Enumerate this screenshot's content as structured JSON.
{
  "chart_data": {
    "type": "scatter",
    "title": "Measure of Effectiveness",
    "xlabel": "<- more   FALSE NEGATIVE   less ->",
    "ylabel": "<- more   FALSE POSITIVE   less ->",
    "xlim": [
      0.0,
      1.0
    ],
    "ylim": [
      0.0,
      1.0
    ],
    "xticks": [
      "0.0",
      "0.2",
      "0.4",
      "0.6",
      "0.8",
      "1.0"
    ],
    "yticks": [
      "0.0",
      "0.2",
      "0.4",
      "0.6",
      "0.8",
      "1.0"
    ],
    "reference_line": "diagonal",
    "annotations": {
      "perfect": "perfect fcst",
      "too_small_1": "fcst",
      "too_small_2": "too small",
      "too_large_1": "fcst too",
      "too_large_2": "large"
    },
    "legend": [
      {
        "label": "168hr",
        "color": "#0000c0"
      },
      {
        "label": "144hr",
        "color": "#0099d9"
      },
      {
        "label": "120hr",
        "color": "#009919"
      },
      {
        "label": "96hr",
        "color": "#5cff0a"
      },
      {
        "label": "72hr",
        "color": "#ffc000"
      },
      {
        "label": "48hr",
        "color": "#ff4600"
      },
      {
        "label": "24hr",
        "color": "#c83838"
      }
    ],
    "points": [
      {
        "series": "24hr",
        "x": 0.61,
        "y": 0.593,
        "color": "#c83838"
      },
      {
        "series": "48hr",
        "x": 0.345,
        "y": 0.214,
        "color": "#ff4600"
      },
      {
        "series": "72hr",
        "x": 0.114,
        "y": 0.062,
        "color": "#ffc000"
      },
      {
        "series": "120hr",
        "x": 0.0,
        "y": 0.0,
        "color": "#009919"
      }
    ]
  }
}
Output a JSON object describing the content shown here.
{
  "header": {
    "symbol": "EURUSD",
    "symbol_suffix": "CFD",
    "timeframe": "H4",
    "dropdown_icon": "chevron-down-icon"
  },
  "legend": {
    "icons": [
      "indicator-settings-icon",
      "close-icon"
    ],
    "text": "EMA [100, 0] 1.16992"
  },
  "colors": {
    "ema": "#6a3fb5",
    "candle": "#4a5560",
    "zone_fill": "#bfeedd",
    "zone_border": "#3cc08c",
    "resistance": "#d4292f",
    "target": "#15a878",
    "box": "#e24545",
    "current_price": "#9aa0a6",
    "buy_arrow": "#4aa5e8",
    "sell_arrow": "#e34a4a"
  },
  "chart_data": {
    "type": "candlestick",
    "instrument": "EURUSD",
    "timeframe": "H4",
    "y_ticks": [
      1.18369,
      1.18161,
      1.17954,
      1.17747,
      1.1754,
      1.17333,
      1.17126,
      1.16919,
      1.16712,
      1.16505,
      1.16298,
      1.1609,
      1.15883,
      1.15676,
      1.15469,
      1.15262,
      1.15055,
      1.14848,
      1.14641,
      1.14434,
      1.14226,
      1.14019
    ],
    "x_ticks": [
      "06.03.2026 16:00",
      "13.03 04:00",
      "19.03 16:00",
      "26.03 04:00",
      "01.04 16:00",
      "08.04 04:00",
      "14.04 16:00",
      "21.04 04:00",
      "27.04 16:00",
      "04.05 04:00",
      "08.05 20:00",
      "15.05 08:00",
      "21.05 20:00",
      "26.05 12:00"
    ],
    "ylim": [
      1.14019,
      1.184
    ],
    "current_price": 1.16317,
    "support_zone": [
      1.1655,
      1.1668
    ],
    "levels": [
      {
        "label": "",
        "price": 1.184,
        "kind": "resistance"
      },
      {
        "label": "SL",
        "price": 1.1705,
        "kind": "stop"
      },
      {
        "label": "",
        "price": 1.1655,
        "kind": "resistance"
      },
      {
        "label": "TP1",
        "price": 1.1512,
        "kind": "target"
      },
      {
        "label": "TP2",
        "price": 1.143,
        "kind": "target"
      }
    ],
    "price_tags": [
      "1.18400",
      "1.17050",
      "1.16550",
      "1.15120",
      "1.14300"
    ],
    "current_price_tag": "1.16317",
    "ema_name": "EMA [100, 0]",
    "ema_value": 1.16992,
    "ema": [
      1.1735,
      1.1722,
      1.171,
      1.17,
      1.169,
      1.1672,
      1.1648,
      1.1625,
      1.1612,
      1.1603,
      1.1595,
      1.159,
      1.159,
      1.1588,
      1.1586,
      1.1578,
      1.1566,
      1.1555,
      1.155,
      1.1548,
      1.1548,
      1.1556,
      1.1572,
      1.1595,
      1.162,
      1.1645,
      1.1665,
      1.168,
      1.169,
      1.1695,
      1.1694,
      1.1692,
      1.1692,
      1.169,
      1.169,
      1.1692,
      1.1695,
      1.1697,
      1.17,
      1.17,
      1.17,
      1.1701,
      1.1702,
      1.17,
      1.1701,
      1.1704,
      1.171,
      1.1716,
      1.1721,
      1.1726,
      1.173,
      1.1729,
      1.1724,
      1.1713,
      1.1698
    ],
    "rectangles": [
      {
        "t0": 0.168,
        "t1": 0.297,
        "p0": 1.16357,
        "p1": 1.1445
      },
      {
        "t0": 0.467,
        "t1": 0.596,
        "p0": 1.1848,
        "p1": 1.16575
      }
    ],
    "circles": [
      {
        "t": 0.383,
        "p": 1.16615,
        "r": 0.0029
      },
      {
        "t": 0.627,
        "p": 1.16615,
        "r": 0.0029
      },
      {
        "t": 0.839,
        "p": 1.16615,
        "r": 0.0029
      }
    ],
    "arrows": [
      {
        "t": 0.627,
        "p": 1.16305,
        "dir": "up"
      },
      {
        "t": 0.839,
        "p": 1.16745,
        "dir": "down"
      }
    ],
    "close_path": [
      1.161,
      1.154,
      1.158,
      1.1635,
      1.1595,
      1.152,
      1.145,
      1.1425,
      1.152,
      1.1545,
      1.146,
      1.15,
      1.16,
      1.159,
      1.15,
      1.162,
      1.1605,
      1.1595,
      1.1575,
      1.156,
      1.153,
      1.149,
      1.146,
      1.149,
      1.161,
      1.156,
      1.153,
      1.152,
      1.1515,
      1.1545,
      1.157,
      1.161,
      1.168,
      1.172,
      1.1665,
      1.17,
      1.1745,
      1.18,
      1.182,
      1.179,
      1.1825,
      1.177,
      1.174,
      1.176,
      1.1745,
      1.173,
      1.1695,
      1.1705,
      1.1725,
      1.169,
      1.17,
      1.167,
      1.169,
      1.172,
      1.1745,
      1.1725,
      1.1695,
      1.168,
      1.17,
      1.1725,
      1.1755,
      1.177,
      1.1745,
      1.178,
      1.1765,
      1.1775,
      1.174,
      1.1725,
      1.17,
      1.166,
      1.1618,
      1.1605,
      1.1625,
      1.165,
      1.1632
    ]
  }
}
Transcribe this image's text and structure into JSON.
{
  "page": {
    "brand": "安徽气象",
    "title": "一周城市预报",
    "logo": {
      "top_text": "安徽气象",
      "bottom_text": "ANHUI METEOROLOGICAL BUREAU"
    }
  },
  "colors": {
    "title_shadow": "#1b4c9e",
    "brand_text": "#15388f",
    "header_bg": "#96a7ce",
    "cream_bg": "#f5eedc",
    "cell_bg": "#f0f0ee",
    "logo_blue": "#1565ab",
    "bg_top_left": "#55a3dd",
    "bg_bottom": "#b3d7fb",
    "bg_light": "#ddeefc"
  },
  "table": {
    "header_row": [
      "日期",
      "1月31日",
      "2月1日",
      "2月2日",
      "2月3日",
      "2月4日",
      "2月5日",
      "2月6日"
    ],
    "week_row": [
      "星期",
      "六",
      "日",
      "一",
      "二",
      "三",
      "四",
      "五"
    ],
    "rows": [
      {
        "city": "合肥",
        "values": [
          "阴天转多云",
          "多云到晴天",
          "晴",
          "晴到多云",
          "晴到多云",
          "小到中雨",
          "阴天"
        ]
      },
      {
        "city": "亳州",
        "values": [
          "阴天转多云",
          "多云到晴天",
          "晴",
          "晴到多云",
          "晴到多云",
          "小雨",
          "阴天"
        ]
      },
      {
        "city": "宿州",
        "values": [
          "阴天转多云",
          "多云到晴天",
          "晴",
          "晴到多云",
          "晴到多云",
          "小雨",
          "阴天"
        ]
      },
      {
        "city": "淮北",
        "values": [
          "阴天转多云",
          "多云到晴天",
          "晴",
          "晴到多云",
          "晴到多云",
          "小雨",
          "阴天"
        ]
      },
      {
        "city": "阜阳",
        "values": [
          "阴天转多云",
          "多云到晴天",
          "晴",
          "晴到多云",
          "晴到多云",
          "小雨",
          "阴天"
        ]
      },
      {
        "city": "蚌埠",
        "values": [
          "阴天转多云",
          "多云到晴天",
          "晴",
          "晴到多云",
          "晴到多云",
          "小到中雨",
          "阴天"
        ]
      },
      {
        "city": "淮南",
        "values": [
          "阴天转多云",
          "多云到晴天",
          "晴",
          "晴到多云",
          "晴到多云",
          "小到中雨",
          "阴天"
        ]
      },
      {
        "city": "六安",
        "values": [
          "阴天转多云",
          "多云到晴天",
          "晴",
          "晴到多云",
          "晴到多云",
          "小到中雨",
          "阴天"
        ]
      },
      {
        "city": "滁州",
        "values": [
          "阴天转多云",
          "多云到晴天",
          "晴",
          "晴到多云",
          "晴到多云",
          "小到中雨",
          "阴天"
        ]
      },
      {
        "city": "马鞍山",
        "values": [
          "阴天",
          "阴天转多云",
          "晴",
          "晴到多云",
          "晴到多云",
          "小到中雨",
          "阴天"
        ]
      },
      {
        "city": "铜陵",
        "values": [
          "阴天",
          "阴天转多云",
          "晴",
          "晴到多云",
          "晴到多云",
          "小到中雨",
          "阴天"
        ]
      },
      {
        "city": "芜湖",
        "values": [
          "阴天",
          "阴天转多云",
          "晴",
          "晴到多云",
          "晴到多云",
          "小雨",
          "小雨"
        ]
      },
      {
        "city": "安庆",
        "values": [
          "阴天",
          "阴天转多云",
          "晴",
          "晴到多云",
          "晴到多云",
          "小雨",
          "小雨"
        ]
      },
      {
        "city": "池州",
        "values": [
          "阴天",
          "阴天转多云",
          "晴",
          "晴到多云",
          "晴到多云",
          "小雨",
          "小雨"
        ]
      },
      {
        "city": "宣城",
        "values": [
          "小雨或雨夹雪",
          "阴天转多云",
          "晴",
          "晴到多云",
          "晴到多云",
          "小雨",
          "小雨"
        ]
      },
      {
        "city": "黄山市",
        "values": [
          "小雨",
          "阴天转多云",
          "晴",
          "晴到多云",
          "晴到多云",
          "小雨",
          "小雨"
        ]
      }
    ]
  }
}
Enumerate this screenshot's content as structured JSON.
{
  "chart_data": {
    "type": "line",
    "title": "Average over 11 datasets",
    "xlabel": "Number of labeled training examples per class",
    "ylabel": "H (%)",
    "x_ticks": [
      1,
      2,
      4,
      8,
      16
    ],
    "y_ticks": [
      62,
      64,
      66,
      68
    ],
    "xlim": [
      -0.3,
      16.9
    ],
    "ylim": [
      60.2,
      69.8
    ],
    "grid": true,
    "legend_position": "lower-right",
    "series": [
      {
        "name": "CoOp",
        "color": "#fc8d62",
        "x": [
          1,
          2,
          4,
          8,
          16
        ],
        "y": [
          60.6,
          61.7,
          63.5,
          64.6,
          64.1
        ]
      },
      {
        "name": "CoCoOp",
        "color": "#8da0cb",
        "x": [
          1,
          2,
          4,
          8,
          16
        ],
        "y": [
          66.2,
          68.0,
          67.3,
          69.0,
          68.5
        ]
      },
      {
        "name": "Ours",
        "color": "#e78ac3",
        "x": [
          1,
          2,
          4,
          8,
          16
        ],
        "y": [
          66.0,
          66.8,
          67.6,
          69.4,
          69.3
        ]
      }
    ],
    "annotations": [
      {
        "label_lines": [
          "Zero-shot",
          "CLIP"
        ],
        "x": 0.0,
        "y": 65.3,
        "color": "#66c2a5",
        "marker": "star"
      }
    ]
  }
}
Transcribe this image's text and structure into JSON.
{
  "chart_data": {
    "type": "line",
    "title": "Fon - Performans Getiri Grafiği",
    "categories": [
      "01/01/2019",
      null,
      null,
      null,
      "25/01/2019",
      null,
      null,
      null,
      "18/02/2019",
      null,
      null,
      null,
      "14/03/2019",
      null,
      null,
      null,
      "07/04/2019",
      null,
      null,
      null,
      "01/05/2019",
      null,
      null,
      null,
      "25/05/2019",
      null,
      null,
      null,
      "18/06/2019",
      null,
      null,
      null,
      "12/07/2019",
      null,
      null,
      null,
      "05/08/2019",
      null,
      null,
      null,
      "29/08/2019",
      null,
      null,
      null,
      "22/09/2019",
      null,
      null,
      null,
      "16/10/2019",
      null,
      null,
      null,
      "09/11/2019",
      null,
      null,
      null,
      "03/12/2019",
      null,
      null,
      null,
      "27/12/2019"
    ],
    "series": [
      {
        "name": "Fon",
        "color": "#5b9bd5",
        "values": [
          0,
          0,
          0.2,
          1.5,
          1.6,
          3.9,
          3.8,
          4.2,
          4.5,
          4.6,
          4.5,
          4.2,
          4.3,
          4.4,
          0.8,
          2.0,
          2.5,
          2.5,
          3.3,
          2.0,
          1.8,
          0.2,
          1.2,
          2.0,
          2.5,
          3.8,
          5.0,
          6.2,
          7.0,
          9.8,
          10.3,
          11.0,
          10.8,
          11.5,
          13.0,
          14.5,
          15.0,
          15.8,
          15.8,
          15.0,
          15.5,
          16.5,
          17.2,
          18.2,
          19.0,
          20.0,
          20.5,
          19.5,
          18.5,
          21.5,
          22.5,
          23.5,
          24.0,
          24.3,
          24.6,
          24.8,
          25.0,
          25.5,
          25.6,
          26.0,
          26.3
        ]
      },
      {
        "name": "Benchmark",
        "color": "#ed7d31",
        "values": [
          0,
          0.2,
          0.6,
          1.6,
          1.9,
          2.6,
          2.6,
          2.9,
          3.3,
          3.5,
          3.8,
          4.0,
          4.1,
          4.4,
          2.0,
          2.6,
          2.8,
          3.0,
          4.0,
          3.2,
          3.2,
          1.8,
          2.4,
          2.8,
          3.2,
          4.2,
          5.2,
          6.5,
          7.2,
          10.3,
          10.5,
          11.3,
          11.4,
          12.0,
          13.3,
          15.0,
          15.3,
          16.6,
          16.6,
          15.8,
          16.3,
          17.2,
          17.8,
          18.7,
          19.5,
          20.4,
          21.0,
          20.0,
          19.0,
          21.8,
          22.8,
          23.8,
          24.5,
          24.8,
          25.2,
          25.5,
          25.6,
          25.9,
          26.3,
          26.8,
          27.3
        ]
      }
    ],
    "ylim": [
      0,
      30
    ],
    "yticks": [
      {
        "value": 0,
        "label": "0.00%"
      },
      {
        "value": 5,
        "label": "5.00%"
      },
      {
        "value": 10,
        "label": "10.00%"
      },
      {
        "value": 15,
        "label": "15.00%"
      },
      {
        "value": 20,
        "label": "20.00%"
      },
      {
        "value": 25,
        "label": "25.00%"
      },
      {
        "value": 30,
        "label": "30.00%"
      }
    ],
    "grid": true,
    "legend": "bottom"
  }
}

▬▬▬

Scan the listing above and identify each line holding the string "down"; copy every such line.

    "dropdown_icon": "chevron-down-icon"
        "dir": "down"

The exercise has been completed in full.